Collected data entries
[START]

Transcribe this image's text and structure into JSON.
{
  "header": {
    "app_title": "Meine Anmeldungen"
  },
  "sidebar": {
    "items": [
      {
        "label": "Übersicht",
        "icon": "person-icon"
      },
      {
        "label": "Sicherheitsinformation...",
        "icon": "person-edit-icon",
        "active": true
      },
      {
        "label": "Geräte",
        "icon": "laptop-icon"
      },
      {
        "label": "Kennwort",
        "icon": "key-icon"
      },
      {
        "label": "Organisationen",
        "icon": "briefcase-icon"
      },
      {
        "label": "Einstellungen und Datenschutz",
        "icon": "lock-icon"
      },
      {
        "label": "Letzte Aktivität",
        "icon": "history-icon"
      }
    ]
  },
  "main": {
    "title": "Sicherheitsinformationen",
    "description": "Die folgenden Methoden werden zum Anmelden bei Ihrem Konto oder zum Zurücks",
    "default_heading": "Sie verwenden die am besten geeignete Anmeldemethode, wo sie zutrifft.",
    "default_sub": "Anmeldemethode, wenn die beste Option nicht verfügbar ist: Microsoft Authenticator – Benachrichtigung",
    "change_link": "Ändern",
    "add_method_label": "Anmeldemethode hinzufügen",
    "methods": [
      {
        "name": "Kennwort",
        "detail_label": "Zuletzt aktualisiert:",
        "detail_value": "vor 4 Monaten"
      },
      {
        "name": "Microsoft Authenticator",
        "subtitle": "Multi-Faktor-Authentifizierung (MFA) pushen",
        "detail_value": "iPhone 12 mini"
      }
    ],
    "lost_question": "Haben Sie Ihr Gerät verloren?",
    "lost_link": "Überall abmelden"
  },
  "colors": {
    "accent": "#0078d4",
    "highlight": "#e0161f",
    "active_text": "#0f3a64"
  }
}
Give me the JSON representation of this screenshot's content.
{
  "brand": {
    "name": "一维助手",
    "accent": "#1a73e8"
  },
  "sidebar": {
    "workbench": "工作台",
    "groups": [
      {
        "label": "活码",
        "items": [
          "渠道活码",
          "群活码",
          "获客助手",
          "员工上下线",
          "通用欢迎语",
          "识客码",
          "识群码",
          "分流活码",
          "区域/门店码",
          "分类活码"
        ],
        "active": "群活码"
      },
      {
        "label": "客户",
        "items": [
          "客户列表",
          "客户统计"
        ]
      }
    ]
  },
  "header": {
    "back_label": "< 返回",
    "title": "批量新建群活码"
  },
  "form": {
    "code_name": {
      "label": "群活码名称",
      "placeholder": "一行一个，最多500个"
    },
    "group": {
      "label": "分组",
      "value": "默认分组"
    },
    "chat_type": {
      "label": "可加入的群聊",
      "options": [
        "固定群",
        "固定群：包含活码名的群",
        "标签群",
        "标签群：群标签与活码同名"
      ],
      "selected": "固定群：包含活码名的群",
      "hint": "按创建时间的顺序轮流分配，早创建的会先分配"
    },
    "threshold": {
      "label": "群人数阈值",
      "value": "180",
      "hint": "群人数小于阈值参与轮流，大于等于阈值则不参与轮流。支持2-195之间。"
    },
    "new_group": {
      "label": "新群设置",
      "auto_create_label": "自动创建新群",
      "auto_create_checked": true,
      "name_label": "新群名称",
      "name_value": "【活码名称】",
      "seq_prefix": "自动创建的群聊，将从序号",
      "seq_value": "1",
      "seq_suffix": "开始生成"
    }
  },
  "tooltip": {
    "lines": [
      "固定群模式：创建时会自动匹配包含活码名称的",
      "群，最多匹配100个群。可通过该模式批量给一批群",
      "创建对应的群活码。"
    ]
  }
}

[END]

DIRECTIONS: Every line from the one containing "Give me the" through the end of the entries above must be echoed exactly, with both ends kept.

REPLY:
Give me the JSON representation of this screenshot's content.
{
  "brand": {
    "name": "一维助手",
    "accent": "#1a73e8"
  },
  "sidebar": {
    "workbench": "工作台",
    "groups": [
      {
        "label": "活码",
        "items": [
          "渠道活码",
          "群活码",
          "获客助手",
          "员工上下线",
          "通用欢迎语",
          "识客码",
          "识群码",
          "分流活码",
          "区域/门店码",
          "分类活码"
        ],
        "active": "群活码"
      },
      {
        "label": "客户",
        "items": [
          "客户列表",
          "客户统计"
        ]
      }
    ]
  },
  "header": {
    "back_label": "< 返回",
    "title": "批量新建群活码"
  },
  "form": {
    "code_name": {
      "label": "群活码名称",
      "placeholder": "一行一个，最多500个"
    },
    "group": {
      "label": "分组",
      "value": "默认分组"
    },
    "chat_type": {
      "label": "可加入的群聊",
      "options": [
        "固定群",
        "固定群：包含活码名的群",
        "标签群",
        "标签群：群标签与活码同名"
      ],
      "selected": "固定群：包含活码名的群",
      "hint": "按创建时间的顺序轮流分配，早创建的会先分配"
    },
    "threshold": {
      "label": "群人数阈值",
      "value": "180",
      "hint": "群人数小于阈值参与轮流，大于等于阈值则不参与轮流。支持2-195之间。"
    },
    "new_group": {
      "label": "新群设置",
      "auto_create_label": "自动创建新群",
      "auto_create_checked": true,
      "name_label": "新群名称",
      "name_value": "【活码名称】",
      "seq_prefix": "自动创建的群聊，将从序号",
      "seq_value": "1",
      "seq_suffix": "开始生成"
    }
  },
  "tooltip": {
    "lines": [
      "固定群模式：创建时会自动匹配包含活码名称的",
      "群，最多匹配100个群。可通过该模式批量给一批群",
      "创建对应的群活码。"
    ]
  }
}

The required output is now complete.